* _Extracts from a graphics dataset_

————————

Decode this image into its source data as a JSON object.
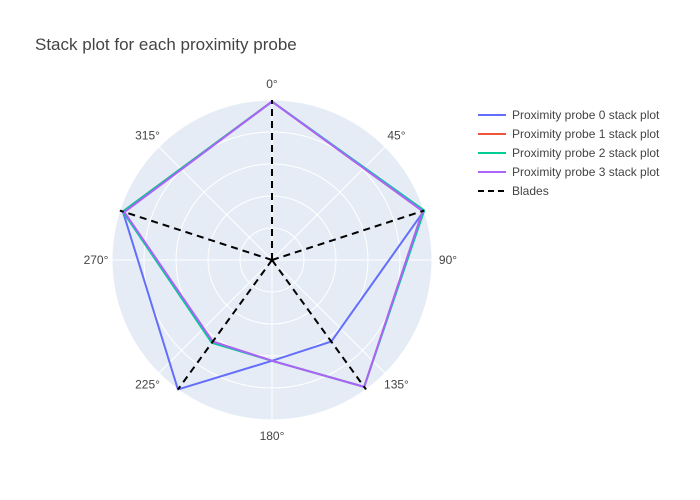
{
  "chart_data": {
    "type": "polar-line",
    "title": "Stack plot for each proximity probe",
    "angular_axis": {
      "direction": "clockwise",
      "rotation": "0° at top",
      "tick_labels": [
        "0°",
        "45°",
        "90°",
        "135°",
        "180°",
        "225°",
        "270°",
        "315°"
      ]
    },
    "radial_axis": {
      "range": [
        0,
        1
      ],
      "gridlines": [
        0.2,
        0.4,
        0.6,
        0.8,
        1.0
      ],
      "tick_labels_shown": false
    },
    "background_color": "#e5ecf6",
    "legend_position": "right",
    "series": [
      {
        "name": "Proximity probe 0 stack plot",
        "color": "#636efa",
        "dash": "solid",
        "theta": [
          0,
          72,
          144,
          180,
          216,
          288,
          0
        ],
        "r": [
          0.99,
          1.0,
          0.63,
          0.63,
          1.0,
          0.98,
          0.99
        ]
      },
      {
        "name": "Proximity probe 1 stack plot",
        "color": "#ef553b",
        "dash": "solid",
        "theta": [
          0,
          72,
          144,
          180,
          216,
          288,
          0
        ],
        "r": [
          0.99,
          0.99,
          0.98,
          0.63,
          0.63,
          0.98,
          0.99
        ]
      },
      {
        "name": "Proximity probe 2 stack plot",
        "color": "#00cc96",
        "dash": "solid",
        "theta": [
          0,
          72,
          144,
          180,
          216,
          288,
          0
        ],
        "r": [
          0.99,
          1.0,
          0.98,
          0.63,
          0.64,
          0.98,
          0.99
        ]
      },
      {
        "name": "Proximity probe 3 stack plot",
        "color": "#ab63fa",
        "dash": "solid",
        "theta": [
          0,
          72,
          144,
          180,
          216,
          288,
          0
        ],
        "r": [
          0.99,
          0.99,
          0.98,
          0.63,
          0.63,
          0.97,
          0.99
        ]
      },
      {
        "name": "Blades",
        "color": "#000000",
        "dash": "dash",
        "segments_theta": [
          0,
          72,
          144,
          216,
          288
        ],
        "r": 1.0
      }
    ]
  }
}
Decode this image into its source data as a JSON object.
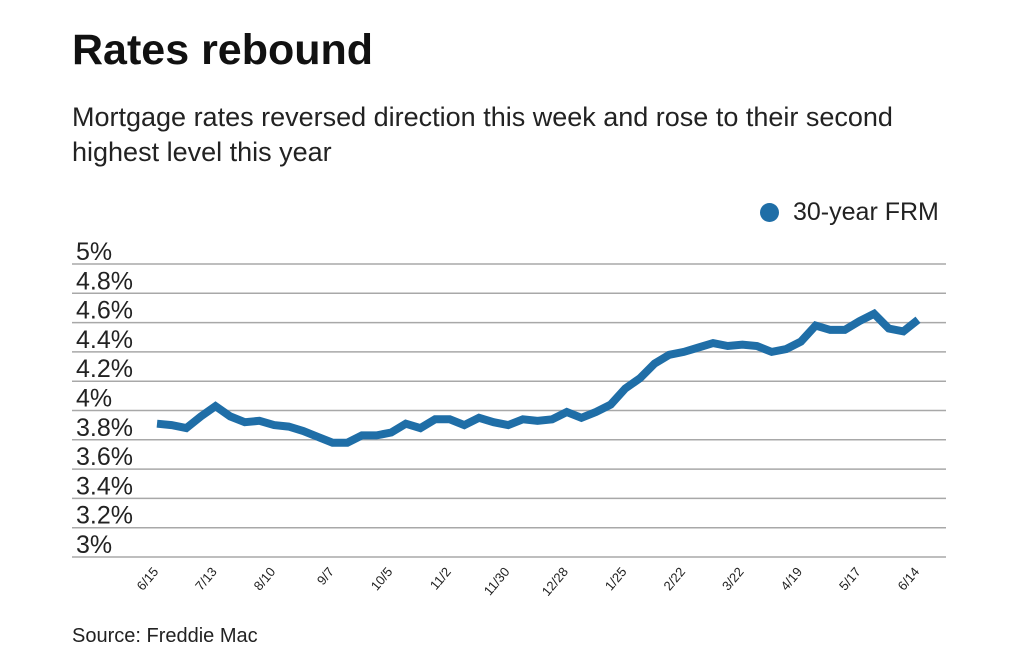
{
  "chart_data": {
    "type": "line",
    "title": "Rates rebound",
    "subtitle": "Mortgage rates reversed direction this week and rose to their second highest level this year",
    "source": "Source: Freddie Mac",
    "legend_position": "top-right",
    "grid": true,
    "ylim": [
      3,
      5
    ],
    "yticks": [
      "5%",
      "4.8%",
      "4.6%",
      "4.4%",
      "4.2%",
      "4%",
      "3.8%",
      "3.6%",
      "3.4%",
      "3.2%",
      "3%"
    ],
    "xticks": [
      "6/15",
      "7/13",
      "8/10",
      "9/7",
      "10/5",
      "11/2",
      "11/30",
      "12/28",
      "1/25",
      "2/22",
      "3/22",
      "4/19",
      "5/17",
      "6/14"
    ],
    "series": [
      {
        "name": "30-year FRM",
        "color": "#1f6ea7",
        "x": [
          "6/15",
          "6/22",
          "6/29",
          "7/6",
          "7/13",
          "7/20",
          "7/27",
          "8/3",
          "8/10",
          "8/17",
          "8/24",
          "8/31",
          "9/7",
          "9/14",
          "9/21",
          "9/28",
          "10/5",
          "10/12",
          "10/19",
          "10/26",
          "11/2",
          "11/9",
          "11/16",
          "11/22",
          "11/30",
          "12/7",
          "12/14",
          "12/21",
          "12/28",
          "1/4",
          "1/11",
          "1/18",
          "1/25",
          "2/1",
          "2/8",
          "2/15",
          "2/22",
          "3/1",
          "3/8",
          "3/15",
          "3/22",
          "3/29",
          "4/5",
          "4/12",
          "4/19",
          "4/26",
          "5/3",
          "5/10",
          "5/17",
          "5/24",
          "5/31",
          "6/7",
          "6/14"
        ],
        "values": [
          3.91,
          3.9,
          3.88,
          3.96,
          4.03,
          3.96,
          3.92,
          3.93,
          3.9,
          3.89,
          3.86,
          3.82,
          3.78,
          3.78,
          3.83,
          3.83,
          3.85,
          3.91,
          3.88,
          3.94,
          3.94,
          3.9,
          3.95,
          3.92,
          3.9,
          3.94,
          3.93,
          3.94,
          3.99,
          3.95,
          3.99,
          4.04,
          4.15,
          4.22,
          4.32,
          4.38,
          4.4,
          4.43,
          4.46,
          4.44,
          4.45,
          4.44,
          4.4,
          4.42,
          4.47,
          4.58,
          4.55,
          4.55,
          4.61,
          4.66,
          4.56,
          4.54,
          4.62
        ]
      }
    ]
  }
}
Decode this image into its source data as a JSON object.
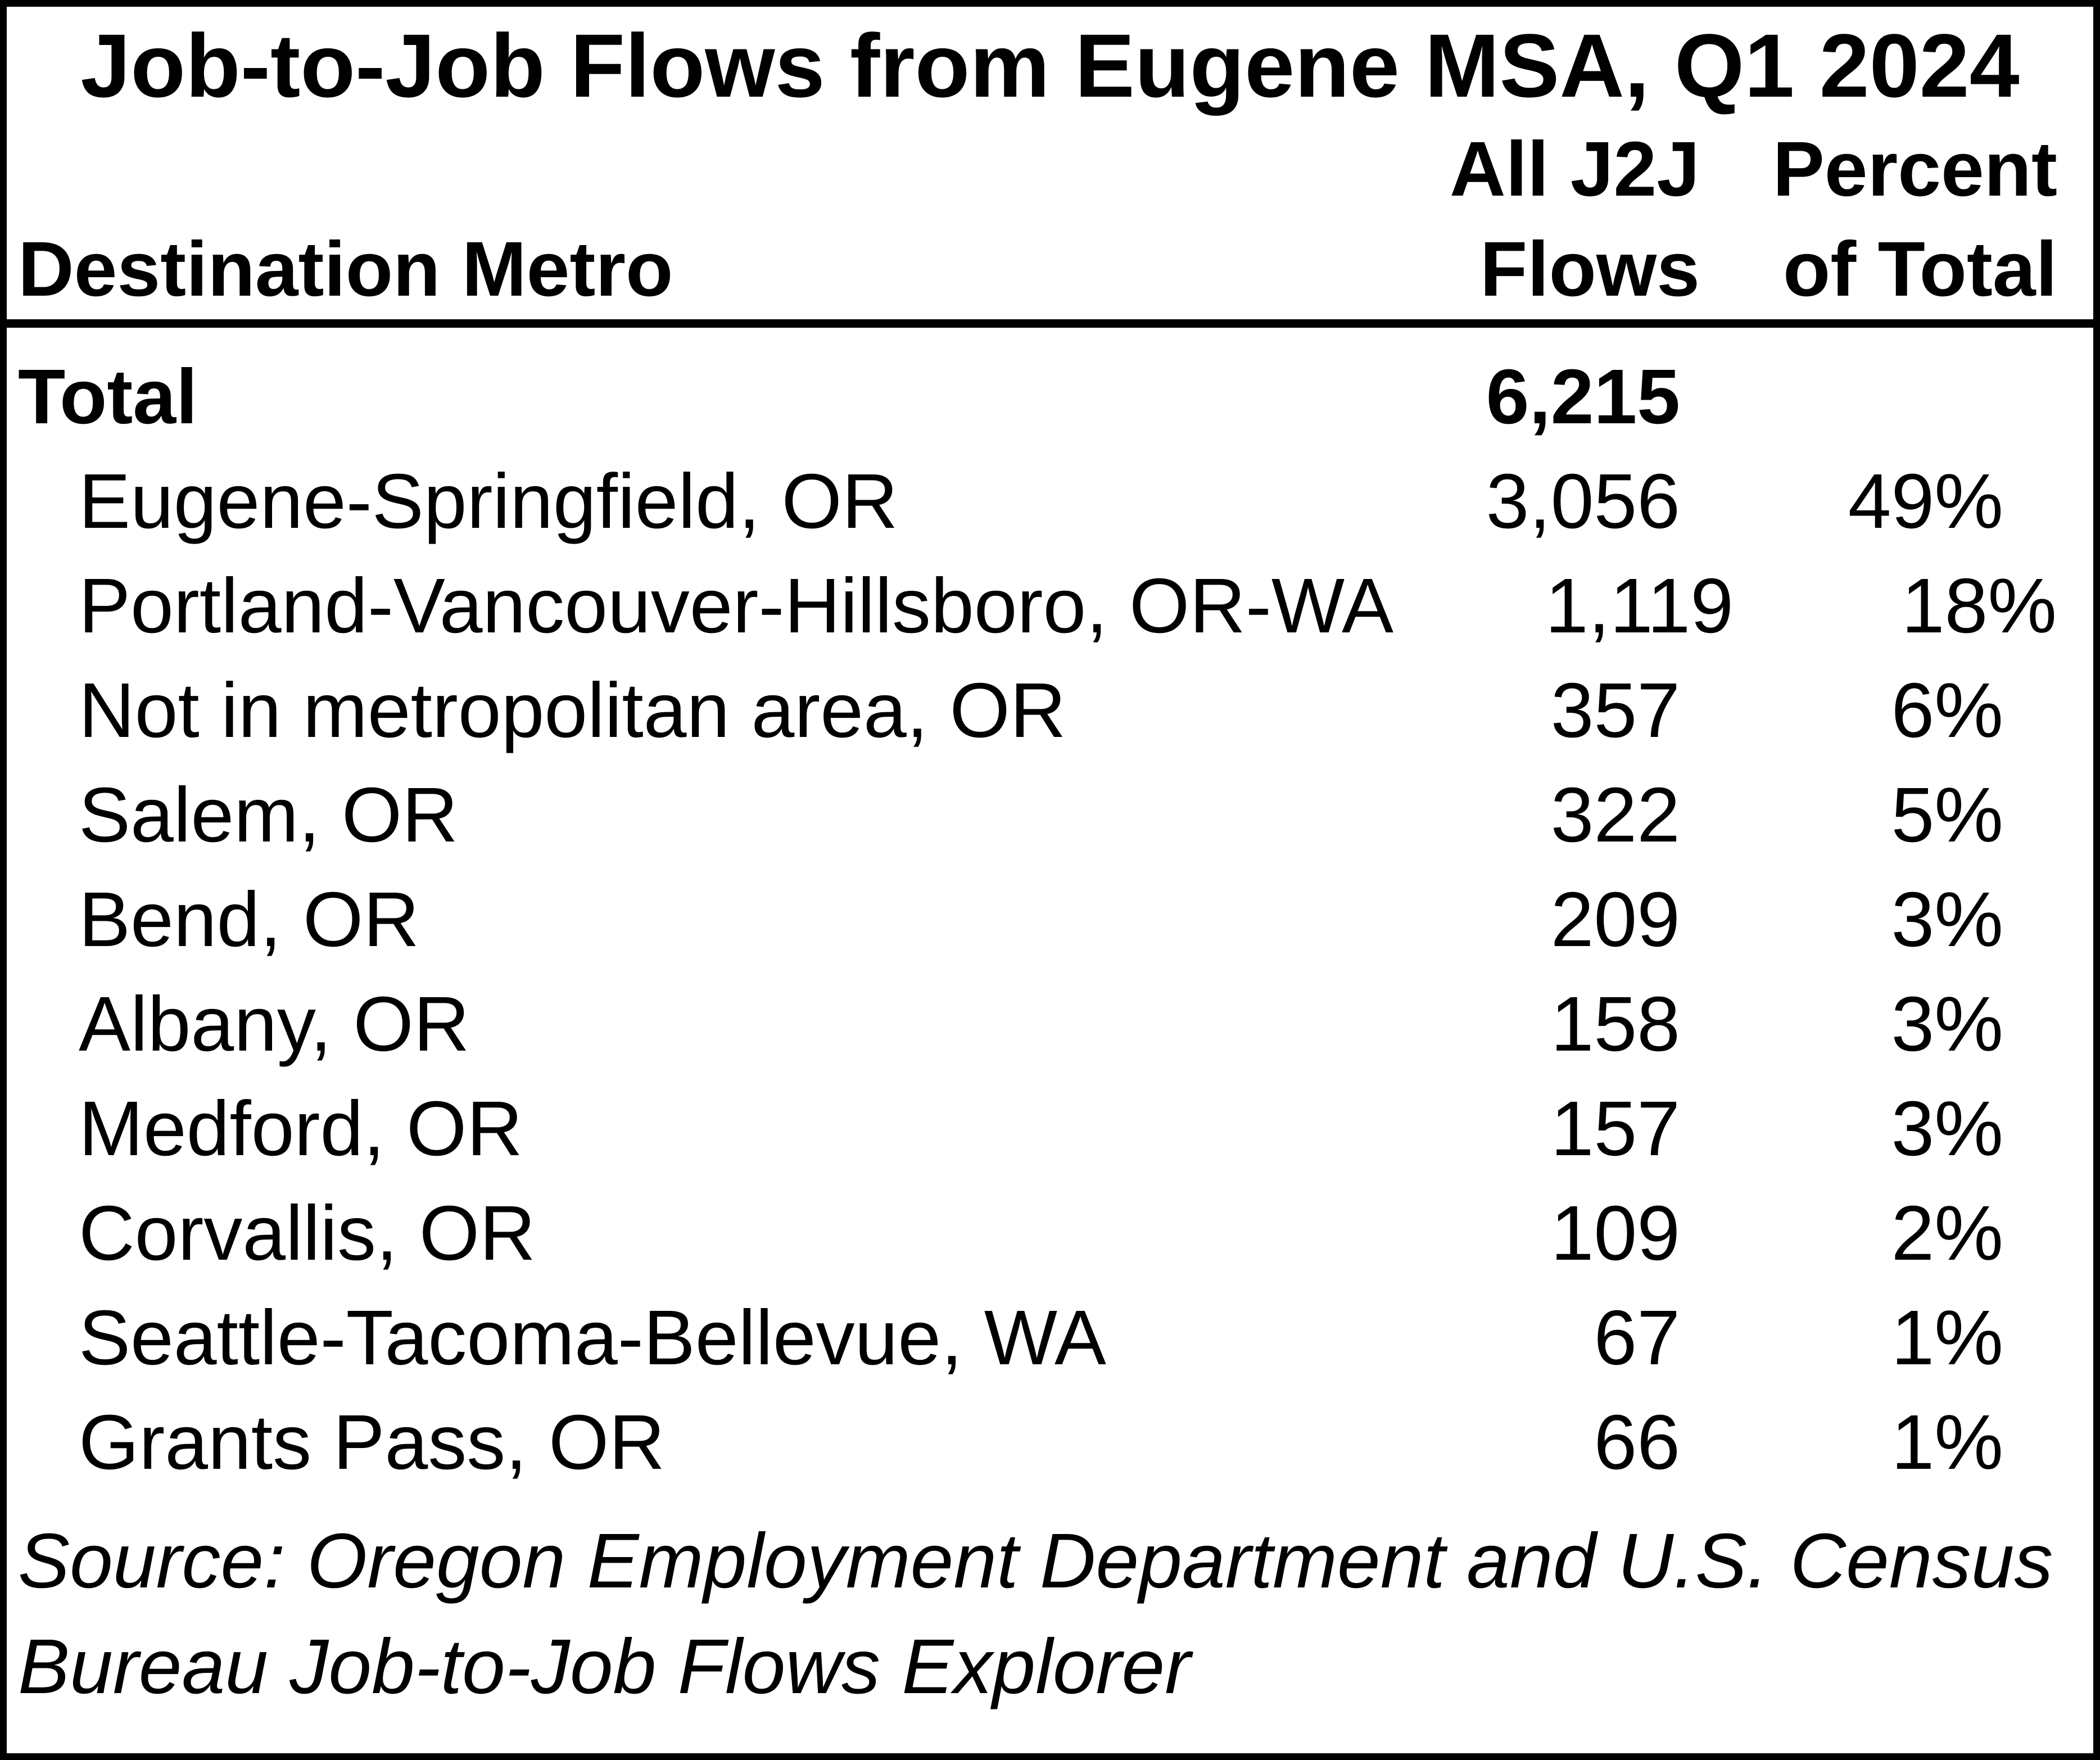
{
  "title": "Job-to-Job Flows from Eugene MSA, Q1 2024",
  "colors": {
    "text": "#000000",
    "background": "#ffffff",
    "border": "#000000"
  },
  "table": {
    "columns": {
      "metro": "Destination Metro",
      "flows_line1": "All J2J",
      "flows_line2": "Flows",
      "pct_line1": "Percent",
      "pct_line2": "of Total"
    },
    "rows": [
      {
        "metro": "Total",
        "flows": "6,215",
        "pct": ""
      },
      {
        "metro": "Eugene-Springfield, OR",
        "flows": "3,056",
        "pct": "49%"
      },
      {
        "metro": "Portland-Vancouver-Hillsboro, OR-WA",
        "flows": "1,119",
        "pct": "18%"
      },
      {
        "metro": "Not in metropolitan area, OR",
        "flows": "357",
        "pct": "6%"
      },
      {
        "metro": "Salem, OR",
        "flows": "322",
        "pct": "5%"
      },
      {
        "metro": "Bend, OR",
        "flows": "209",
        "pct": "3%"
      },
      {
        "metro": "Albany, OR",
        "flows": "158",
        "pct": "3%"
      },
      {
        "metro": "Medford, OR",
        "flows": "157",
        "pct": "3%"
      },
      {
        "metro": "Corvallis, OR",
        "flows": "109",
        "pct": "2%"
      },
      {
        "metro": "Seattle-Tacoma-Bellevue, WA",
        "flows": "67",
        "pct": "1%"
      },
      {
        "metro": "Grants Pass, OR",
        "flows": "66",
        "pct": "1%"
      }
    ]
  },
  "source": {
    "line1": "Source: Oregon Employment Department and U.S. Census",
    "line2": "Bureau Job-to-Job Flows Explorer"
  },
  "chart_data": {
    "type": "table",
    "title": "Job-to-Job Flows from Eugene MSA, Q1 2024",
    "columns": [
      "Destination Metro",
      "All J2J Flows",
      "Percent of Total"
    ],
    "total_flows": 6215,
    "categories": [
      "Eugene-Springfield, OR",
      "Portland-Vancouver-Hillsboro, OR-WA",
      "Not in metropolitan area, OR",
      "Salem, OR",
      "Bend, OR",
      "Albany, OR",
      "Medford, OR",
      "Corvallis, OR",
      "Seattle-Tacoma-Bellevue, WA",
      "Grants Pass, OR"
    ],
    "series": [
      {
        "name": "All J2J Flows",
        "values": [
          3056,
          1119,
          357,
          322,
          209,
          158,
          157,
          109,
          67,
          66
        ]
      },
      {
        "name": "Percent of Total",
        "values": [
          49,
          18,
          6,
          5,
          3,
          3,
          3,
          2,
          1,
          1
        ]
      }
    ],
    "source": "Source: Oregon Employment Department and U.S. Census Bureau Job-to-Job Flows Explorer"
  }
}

————————

Pictures in the records must not appear in the copy; transcribe everything else precisely.

Decode this image into its source data as a JSON object.
{
  "chart_data": {
    "type": "polar-line",
    "title": "Stack plot for each proximity probe",
    "angular_axis": {
      "direction": "clockwise",
      "rotation": "0° at top",
      "tick_labels": [
        "0°",
        "45°",
        "90°",
        "135°",
        "180°",
        "225°",
        "270°",
        "315°"
      ]
    },
    "radial_axis": {
      "range": [
        0,
        1
      ],
      "gridlines": [
        0.2,
        0.4,
        0.6,
        0.8,
        1.0
      ],
      "tick_labels_shown": false
    },
    "background_color": "#e5ecf6",
    "legend_position": "right",
    "series": [
      {
        "name": "Proximity probe 0 stack plot",
        "color": "#636efa",
        "dash": "solid",
        "theta": [
          0,
          72,
          144,
          180,
          216,
          288,
          0
        ],
        "r": [
          0.99,
          1.0,
          0.63,
          0.63,
          1.0,
          0.98,
          0.99
        ]
      },
      {
        "name": "Proximity probe 1 stack plot",
        "color": "#ef553b",
        "dash": "solid",
        "theta": [
          0,
          72,
          144,
          180,
          216,
          288,
          0
        ],
        "r": [
          0.99,
          0.99,
          0.98,
          0.63,
          0.63,
          0.98,
          0.99
        ]
      },
      {
        "name": "Proximity probe 2 stack plot",
        "color": "#00cc96",
        "dash": "solid",
        "theta": [
          0,
          72,
          144,
          180,
          216,
          288,
          0
        ],
        "r": [
          0.99,
          1.0,
          0.98,
          0.63,
          0.64,
          0.98,
          0.99
        ]
      },
      {
        "name": "Proximity probe 3 stack plot",
        "color": "#ab63fa",
        "dash": "solid",
        "theta": [
          0,
          72,
          144,
          180,
          216,
          288,
          0
        ],
        "r": [
          0.99,
          0.99,
          0.98,
          0.63,
          0.63,
          0.97,
          0.99
        ]
      },
      {
        "name": "Blades",
        "color": "#000000",
        "dash": "dash",
        "segments_theta": [
          0,
          72,
          144,
          216,
          288
        ],
        "r": 1.0
      }
    ]
  }
}
Decode this image into its source data as a JSON object.
{
  "chart_data": {
    "type": "line",
    "title": "Rates rebound",
    "subtitle": "Mortgage rates reversed direction this week and rose to their second highest level this year",
    "source": "Source: Freddie Mac",
    "legend_position": "top-right",
    "grid": true,
    "ylim": [
      3,
      5
    ],
    "yticks": [
      "5%",
      "4.8%",
      "4.6%",
      "4.4%",
      "4.2%",
      "4%",
      "3.8%",
      "3.6%",
      "3.4%",
      "3.2%",
      "3%"
    ],
    "xticks": [
      "6/15",
      "7/13",
      "8/10",
      "9/7",
      "10/5",
      "11/2",
      "11/30",
      "12/28",
      "1/25",
      "2/22",
      "3/22",
      "4/19",
      "5/17",
      "6/14"
    ],
    "series": [
      {
        "name": "30-year FRM",
        "color": "#1f6ea7",
        "x": [
          "6/15",
          "6/22",
          "6/29",
          "7/6",
          "7/13",
          "7/20",
          "7/27",
          "8/3",
          "8/10",
          "8/17",
          "8/24",
          "8/31",
          "9/7",
          "9/14",
          "9/21",
          "9/28",
          "10/5",
          "10/12",
          "10/19",
          "10/26",
          "11/2",
          "11/9",
          "11/16",
          "11/22",
          "11/30",
          "12/7",
          "12/14",
          "12/21",
          "12/28",
          "1/4",
          "1/11",
          "1/18",
          "1/25",
          "2/1",
          "2/8",
          "2/15",
          "2/22",
          "3/1",
          "3/8",
          "3/15",
          "3/22",
          "3/29",
          "4/5",
          "4/12",
          "4/19",
          "4/26",
          "5/3",
          "5/10",
          "5/17",
          "5/24",
          "5/31",
          "6/7",
          "6/14"
        ],
        "values": [
          3.91,
          3.9,
          3.88,
          3.96,
          4.03,
          3.96,
          3.92,
          3.93,
          3.9,
          3.89,
          3.86,
          3.82,
          3.78,
          3.78,
          3.83,
          3.83,
          3.85,
          3.91,
          3.88,
          3.94,
          3.94,
          3.9,
          3.95,
          3.92,
          3.9,
          3.94,
          3.93,
          3.94,
          3.99,
          3.95,
          3.99,
          4.04,
          4.15,
          4.22,
          4.32,
          4.38,
          4.4,
          4.43,
          4.46,
          4.44,
          4.45,
          4.44,
          4.4,
          4.42,
          4.47,
          4.58,
          4.55,
          4.55,
          4.61,
          4.66,
          4.56,
          4.54,
          4.62
        ]
      }
    ]
  }
}
Decode this image into its source data as a JSON object.
{
  "title": "Job-to-Job Flows from Eugene MSA, Q1 2024",
  "colors": {
    "text": "#000000",
    "background": "#ffffff",
    "border": "#000000"
  },
  "table": {
    "columns": {
      "metro": "Destination Metro",
      "flows_line1": "All J2J",
      "flows_line2": "Flows",
      "pct_line1": "Percent",
      "pct_line2": "of Total"
    },
    "rows": [
      {
        "metro": "Total",
        "flows": "6,215",
        "pct": ""
      },
      {
        "metro": "Eugene-Springfield, OR",
        "flows": "3,056",
        "pct": "49%"
      },
      {
        "metro": "Portland-Vancouver-Hillsboro, OR-WA",
        "flows": "1,119",
        "pct": "18%"
      },
      {
        "metro": "Not in metropolitan area, OR",
        "flows": "357",
        "pct": "6%"
      },
      {
        "metro": "Salem, OR",
        "flows": "322",
        "pct": "5%"
      },
      {
        "metro": "Bend, OR",
        "flows": "209",
        "pct": "3%"
      },
      {
        "metro": "Albany, OR",
        "flows": "158",
        "pct": "3%"
      },
      {
        "metro": "Medford, OR",
        "flows": "157",
        "pct": "3%"
      },
      {
        "metro": "Corvallis, OR",
        "flows": "109",
        "pct": "2%"
      },
      {
        "metro": "Seattle-Tacoma-Bellevue, WA",
        "flows": "67",
        "pct": "1%"
      },
      {
        "metro": "Grants Pass, OR",
        "flows": "66",
        "pct": "1%"
      }
    ]
  },
  "source": {
    "line1": "Source: Oregon Employment Department and U.S. Census",
    "line2": "Bureau Job-to-Job Flows Explorer"
  },
  "chart_data": {
    "type": "table",
    "title": "Job-to-Job Flows from Eugene MSA, Q1 2024",
    "columns": [
      "Destination Metro",
      "All J2J Flows",
      "Percent of Total"
    ],
    "total_flows": 6215,
    "categories": [
      "Eugene-Springfield, OR",
      "Portland-Vancouver-Hillsboro, OR-WA",
      "Not in metropolitan area, OR",
      "Salem, OR",
      "Bend, OR",
      "Albany, OR",
      "Medford, OR",
      "Corvallis, OR",
      "Seattle-Tacoma-Bellevue, WA",
      "Grants Pass, OR"
    ],
    "series": [
      {
        "name": "All J2J Flows",
        "values": [
          3056,
          1119,
          357,
          322,
          209,
          158,
          157,
          109,
          67,
          66
        ]
      },
      {
        "name": "Percent of Total",
        "values": [
          49,
          18,
          6,
          5,
          3,
          3,
          3,
          2,
          1,
          1
        ]
      }
    ],
    "source": "Source: Oregon Employment Department and U.S. Census Bureau Job-to-Job Flows Explorer"
  }
}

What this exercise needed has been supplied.